# TASK STATEMENT:
Exclude any images and output the remaining records exactly.

# DATA SHOWN:
○ ○ ○ ○

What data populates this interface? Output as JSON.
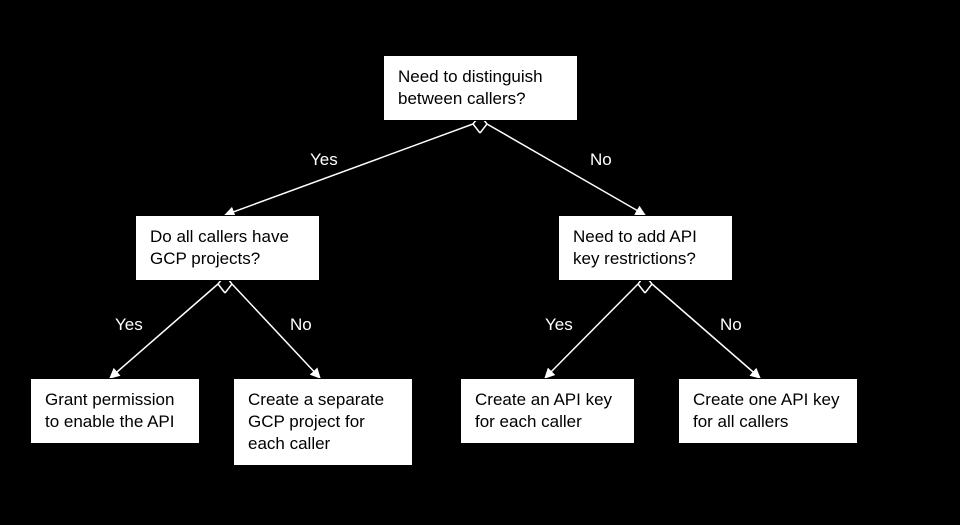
{
  "root": {
    "text": "Need to distinguish between callers?"
  },
  "left1": {
    "text": "Do all callers have GCP projects?"
  },
  "right1": {
    "text": "Need to add API key restrictions?"
  },
  "leaf_ll": {
    "text": "Grant permission to enable the API"
  },
  "leaf_lr": {
    "text": "Create a separate GCP project for each caller"
  },
  "leaf_rl": {
    "text": "Create an API key for each caller"
  },
  "leaf_rr": {
    "text": "Create one API key for all callers"
  },
  "edges": {
    "root_left": "Yes",
    "root_right": "No",
    "left1_l": "Yes",
    "left1_r": "No",
    "right1_l": "Yes",
    "right1_r": "No"
  }
}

○ ○ ○ ○

# EXERCISE SOLUTION:
What data populates this interface? Output as JSON.
{
  "root": {
    "text": "Need to distinguish between callers?"
  },
  "left1": {
    "text": "Do all callers have GCP projects?"
  },
  "right1": {
    "text": "Need to add API key restrictions?"
  },
  "leaf_ll": {
    "text": "Grant permission to enable the API"
  },
  "leaf_lr": {
    "text": "Create a separate GCP project for each caller"
  },
  "leaf_rl": {
    "text": "Create an API key for each caller"
  },
  "leaf_rr": {
    "text": "Create one API key for all callers"
  },
  "edges": {
    "root_left": "Yes",
    "root_right": "No",
    "left1_l": "Yes",
    "left1_r": "No",
    "right1_l": "Yes",
    "right1_r": "No"
  }
}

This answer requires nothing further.